**WRITTEN EXERCISE**
Repeat all of the records verbatim.

══ GIVEN ENTRIES ══

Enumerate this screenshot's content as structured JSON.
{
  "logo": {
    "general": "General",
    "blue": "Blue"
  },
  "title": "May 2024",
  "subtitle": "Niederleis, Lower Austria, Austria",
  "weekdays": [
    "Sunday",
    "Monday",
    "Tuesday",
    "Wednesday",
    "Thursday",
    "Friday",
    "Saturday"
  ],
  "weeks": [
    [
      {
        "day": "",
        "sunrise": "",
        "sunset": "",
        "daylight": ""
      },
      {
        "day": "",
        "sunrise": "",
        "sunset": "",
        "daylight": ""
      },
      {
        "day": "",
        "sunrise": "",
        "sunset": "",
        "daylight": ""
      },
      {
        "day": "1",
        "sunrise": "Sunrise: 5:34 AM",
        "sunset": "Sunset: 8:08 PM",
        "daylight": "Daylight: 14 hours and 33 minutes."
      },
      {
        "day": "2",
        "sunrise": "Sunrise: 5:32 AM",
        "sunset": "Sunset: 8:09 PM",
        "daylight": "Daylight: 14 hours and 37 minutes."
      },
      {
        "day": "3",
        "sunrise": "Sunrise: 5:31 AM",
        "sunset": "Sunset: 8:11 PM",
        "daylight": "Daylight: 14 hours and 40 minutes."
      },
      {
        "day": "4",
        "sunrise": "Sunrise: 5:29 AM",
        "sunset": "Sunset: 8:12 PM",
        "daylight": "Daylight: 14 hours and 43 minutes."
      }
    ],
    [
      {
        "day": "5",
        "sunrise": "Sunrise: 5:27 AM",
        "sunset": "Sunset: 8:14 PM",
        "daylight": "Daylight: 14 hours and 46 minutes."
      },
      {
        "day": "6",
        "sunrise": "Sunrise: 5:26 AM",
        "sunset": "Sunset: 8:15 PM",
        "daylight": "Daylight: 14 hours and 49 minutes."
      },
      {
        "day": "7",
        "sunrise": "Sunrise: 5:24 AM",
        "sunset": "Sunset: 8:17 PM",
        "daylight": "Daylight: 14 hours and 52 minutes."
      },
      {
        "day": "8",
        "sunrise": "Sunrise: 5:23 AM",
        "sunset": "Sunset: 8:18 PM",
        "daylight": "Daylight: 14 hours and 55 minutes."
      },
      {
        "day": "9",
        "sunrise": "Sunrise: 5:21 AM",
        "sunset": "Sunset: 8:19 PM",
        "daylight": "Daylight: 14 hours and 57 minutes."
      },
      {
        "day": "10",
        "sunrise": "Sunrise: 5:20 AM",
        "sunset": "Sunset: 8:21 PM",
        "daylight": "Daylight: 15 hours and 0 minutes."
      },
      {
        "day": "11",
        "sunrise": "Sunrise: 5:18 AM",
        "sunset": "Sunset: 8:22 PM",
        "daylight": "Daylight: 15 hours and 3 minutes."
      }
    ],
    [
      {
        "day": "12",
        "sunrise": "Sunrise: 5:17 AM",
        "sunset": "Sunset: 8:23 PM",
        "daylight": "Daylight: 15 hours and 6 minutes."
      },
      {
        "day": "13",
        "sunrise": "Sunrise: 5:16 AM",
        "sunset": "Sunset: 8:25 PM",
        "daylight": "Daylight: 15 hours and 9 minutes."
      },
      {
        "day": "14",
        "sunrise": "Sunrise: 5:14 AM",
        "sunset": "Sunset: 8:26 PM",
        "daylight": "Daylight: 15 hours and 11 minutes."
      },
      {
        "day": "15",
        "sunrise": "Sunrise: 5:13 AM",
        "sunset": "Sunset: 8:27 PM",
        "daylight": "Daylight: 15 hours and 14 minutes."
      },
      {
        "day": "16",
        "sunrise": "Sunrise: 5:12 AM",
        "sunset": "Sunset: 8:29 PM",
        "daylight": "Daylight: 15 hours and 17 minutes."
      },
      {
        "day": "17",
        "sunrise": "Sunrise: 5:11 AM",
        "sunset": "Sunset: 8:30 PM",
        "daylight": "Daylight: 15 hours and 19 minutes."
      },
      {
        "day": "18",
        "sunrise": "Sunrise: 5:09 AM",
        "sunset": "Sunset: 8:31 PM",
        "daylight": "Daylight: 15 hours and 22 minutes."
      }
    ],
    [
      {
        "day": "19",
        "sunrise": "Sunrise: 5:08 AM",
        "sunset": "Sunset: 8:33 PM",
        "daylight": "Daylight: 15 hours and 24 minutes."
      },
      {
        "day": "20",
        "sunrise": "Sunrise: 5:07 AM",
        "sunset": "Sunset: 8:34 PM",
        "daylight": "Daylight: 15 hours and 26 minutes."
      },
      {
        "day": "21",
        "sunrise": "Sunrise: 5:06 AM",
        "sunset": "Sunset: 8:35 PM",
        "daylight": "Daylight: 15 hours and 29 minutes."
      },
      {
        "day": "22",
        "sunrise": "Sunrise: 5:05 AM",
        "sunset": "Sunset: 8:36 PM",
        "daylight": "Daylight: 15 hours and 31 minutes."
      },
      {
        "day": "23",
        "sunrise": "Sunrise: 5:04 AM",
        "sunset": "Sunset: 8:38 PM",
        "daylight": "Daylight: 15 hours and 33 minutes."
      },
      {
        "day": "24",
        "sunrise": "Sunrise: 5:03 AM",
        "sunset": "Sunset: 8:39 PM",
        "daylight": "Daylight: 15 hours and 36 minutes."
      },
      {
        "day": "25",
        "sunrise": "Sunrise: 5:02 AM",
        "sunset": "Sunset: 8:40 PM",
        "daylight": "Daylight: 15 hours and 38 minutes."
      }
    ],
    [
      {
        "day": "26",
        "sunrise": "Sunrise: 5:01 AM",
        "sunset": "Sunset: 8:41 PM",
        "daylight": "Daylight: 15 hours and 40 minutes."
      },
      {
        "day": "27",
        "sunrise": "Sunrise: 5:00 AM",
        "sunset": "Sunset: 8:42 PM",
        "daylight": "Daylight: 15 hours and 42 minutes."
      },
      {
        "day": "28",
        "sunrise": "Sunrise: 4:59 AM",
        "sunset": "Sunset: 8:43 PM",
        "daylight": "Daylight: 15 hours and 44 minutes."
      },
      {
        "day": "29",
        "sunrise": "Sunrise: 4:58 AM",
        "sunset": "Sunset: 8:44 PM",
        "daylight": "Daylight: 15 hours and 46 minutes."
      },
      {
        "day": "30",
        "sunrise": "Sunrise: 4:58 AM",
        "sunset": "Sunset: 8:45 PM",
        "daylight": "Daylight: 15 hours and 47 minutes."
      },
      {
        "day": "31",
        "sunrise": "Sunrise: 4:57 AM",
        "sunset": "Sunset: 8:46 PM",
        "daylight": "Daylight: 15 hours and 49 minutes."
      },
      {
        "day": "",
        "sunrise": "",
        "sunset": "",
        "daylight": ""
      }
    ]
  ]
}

═══

**SOLVED PROBLEM**
Enumerate this screenshot's content as structured JSON.
{
  "logo": {
    "general": "General",
    "blue": "Blue"
  },
  "title": "May 2024",
  "subtitle": "Niederleis, Lower Austria, Austria",
  "weekdays": [
    "Sunday",
    "Monday",
    "Tuesday",
    "Wednesday",
    "Thursday",
    "Friday",
    "Saturday"
  ],
  "weeks": [
    [
      {
        "day": "",
        "sunrise": "",
        "sunset": "",
        "daylight": ""
      },
      {
        "day": "",
        "sunrise": "",
        "sunset": "",
        "daylight": ""
      },
      {
        "day": "",
        "sunrise": "",
        "sunset": "",
        "daylight": ""
      },
      {
        "day": "1",
        "sunrise": "Sunrise: 5:34 AM",
        "sunset": "Sunset: 8:08 PM",
        "daylight": "Daylight: 14 hours and 33 minutes."
      },
      {
        "day": "2",
        "sunrise": "Sunrise: 5:32 AM",
        "sunset": "Sunset: 8:09 PM",
        "daylight": "Daylight: 14 hours and 37 minutes."
      },
      {
        "day": "3",
        "sunrise": "Sunrise: 5:31 AM",
        "sunset": "Sunset: 8:11 PM",
        "daylight": "Daylight: 14 hours and 40 minutes."
      },
      {
        "day": "4",
        "sunrise": "Sunrise: 5:29 AM",
        "sunset": "Sunset: 8:12 PM",
        "daylight": "Daylight: 14 hours and 43 minutes."
      }
    ],
    [
      {
        "day": "5",
        "sunrise": "Sunrise: 5:27 AM",
        "sunset": "Sunset: 8:14 PM",
        "daylight": "Daylight: 14 hours and 46 minutes."
      },
      {
        "day": "6",
        "sunrise": "Sunrise: 5:26 AM",
        "sunset": "Sunset: 8:15 PM",
        "daylight": "Daylight: 14 hours and 49 minutes."
      },
      {
        "day": "7",
        "sunrise": "Sunrise: 5:24 AM",
        "sunset": "Sunset: 8:17 PM",
        "daylight": "Daylight: 14 hours and 52 minutes."
      },
      {
        "day": "8",
        "sunrise": "Sunrise: 5:23 AM",
        "sunset": "Sunset: 8:18 PM",
        "daylight": "Daylight: 14 hours and 55 minutes."
      },
      {
        "day": "9",
        "sunrise": "Sunrise: 5:21 AM",
        "sunset": "Sunset: 8:19 PM",
        "daylight": "Daylight: 14 hours and 57 minutes."
      },
      {
        "day": "10",
        "sunrise": "Sunrise: 5:20 AM",
        "sunset": "Sunset: 8:21 PM",
        "daylight": "Daylight: 15 hours and 0 minutes."
      },
      {
        "day": "11",
        "sunrise": "Sunrise: 5:18 AM",
        "sunset": "Sunset: 8:22 PM",
        "daylight": "Daylight: 15 hours and 3 minutes."
      }
    ],
    [
      {
        "day": "12",
        "sunrise": "Sunrise: 5:17 AM",
        "sunset": "Sunset: 8:23 PM",
        "daylight": "Daylight: 15 hours and 6 minutes."
      },
      {
        "day": "13",
        "sunrise": "Sunrise: 5:16 AM",
        "sunset": "Sunset: 8:25 PM",
        "daylight": "Daylight: 15 hours and 9 minutes."
      },
      {
        "day": "14",
        "sunrise": "Sunrise: 5:14 AM",
        "sunset": "Sunset: 8:26 PM",
        "daylight": "Daylight: 15 hours and 11 minutes."
      },
      {
        "day": "15",
        "sunrise": "Sunrise: 5:13 AM",
        "sunset": "Sunset: 8:27 PM",
        "daylight": "Daylight: 15 hours and 14 minutes."
      },
      {
        "day": "16",
        "sunrise": "Sunrise: 5:12 AM",
        "sunset": "Sunset: 8:29 PM",
        "daylight": "Daylight: 15 hours and 17 minutes."
      },
      {
        "day": "17",
        "sunrise": "Sunrise: 5:11 AM",
        "sunset": "Sunset: 8:30 PM",
        "daylight": "Daylight: 15 hours and 19 minutes."
      },
      {
        "day": "18",
        "sunrise": "Sunrise: 5:09 AM",
        "sunset": "Sunset: 8:31 PM",
        "daylight": "Daylight: 15 hours and 22 minutes."
      }
    ],
    [
      {
        "day": "19",
        "sunrise": "Sunrise: 5:08 AM",
        "sunset": "Sunset: 8:33 PM",
        "daylight": "Daylight: 15 hours and 24 minutes."
      },
      {
        "day": "20",
        "sunrise": "Sunrise: 5:07 AM",
        "sunset": "Sunset: 8:34 PM",
        "daylight": "Daylight: 15 hours and 26 minutes."
      },
      {
        "day": "21",
        "sunrise": "Sunrise: 5:06 AM",
        "sunset": "Sunset: 8:35 PM",
        "daylight": "Daylight: 15 hours and 29 minutes."
      },
      {
        "day": "22",
        "sunrise": "Sunrise: 5:05 AM",
        "sunset": "Sunset: 8:36 PM",
        "daylight": "Daylight: 15 hours and 31 minutes."
      },
      {
        "day": "23",
        "sunrise": "Sunrise: 5:04 AM",
        "sunset": "Sunset: 8:38 PM",
        "daylight": "Daylight: 15 hours and 33 minutes."
      },
      {
        "day": "24",
        "sunrise": "Sunrise: 5:03 AM",
        "sunset": "Sunset: 8:39 PM",
        "daylight": "Daylight: 15 hours and 36 minutes."
      },
      {
        "day": "25",
        "sunrise": "Sunrise: 5:02 AM",
        "sunset": "Sunset: 8:40 PM",
        "daylight": "Daylight: 15 hours and 38 minutes."
      }
    ],
    [
      {
        "day": "26",
        "sunrise": "Sunrise: 5:01 AM",
        "sunset": "Sunset: 8:41 PM",
        "daylight": "Daylight: 15 hours and 40 minutes."
      },
      {
        "day": "27",
        "sunrise": "Sunrise: 5:00 AM",
        "sunset": "Sunset: 8:42 PM",
        "daylight": "Daylight: 15 hours and 42 minutes."
      },
      {
        "day": "28",
        "sunrise": "Sunrise: 4:59 AM",
        "sunset": "Sunset: 8:43 PM",
        "daylight": "Daylight: 15 hours and 44 minutes."
      },
      {
        "day": "29",
        "sunrise": "Sunrise: 4:58 AM",
        "sunset": "Sunset: 8:44 PM",
        "daylight": "Daylight: 15 hours and 46 minutes."
      },
      {
        "day": "30",
        "sunrise": "Sunrise: 4:58 AM",
        "sunset": "Sunset: 8:45 PM",
        "daylight": "Daylight: 15 hours and 47 minutes."
      },
      {
        "day": "31",
        "sunrise": "Sunrise: 4:57 AM",
        "sunset": "Sunset: 8:46 PM",
        "daylight": "Daylight: 15 hours and 49 minutes."
      },
      {
        "day": "",
        "sunrise": "",
        "sunset": "",
        "daylight": ""
      }
    ]
  ]
}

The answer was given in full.